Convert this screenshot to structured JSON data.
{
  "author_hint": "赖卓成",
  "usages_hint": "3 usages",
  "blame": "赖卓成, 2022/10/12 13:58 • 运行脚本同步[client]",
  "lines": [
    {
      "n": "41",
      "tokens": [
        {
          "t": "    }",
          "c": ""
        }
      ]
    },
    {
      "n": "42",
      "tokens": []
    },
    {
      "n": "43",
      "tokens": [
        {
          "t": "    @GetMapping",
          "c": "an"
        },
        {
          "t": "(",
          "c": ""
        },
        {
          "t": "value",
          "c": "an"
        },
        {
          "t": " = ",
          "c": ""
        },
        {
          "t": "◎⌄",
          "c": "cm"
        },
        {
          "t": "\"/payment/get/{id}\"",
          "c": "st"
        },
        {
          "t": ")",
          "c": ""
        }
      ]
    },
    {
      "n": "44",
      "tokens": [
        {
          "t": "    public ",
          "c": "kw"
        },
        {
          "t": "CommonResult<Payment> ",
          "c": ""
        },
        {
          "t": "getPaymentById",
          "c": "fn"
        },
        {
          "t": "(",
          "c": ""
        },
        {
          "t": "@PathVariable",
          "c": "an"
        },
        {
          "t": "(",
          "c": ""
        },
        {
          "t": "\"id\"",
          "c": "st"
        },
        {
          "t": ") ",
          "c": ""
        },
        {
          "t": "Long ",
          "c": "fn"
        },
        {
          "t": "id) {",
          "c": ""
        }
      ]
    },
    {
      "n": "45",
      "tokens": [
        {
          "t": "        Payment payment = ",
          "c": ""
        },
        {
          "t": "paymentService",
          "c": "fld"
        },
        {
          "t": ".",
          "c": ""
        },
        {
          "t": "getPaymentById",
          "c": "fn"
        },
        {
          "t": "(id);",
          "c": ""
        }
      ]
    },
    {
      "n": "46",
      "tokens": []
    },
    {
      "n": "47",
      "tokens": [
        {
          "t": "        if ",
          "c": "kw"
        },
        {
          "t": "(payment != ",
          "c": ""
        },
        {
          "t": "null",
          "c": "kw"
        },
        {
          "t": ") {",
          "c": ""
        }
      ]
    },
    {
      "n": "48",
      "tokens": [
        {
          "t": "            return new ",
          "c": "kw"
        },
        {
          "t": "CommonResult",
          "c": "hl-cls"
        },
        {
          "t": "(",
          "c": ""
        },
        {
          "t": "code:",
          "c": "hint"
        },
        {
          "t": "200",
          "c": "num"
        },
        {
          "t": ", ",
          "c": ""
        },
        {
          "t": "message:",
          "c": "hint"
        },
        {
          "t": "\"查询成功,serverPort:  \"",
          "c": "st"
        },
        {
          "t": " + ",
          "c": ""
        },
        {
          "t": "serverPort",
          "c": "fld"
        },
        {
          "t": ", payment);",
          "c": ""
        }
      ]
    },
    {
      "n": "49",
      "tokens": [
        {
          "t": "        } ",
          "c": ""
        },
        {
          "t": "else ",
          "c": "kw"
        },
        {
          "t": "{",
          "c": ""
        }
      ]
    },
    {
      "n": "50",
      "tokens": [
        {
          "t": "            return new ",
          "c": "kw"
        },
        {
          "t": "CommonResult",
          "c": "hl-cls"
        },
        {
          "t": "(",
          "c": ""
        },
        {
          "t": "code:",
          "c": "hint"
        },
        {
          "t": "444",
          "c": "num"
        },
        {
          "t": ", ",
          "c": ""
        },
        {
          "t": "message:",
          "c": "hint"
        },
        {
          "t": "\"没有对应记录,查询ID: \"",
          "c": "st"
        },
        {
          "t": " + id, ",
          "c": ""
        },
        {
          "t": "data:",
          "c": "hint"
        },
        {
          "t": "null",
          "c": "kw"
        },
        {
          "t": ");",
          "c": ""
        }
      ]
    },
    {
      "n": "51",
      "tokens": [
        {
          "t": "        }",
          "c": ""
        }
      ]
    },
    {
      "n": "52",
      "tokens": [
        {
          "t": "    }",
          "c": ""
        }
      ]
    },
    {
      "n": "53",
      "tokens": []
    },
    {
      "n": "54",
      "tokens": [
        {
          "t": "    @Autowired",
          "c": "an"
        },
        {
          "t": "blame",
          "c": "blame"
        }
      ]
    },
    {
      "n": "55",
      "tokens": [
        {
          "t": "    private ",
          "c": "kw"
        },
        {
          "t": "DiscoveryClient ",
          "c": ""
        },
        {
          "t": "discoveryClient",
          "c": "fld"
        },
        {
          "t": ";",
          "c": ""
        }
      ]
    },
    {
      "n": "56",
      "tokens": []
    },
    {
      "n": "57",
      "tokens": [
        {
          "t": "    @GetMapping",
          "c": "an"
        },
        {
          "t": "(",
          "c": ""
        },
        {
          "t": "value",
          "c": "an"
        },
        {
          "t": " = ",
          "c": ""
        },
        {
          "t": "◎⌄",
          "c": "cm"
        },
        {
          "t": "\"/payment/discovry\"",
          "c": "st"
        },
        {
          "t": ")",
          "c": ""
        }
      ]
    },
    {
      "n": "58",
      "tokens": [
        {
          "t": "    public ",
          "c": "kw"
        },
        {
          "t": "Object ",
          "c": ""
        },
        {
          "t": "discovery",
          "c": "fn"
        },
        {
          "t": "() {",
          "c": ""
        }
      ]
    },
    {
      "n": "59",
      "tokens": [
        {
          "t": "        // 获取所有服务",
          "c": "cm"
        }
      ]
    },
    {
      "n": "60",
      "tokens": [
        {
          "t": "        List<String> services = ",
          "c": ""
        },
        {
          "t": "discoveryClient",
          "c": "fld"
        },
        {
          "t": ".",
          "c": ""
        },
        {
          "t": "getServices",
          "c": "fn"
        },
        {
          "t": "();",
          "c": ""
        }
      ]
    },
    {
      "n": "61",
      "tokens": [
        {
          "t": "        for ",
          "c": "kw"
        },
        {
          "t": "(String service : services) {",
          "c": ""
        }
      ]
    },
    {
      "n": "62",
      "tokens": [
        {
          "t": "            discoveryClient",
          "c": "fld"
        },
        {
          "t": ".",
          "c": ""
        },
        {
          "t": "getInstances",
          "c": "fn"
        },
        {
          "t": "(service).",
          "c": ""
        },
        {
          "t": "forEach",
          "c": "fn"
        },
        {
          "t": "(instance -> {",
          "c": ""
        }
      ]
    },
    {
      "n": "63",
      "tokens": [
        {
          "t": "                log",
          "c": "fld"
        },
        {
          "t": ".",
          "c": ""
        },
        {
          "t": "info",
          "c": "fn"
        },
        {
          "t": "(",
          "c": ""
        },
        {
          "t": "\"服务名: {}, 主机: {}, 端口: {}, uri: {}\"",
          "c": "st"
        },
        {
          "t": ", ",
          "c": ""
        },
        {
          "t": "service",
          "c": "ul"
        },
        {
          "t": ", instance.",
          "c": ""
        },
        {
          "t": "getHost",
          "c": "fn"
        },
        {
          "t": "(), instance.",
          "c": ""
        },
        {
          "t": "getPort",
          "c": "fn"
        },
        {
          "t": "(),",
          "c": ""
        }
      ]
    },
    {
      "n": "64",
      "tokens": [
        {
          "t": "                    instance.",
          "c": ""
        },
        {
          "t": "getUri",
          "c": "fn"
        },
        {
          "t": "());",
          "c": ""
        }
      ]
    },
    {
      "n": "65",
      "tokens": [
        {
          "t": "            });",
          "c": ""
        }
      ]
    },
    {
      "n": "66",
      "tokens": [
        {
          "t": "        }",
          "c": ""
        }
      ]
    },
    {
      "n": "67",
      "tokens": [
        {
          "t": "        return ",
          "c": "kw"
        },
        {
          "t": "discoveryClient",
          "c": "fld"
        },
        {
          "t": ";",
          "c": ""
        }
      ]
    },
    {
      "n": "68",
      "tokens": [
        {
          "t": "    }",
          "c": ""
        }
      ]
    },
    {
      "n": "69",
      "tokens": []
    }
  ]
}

══════════════════════════════

Objective
Your task is to gather all lines from the entries above that hold the word "String".

Task answer
          "t": "        List<String> services = ",
          "t": "(String service : services) {",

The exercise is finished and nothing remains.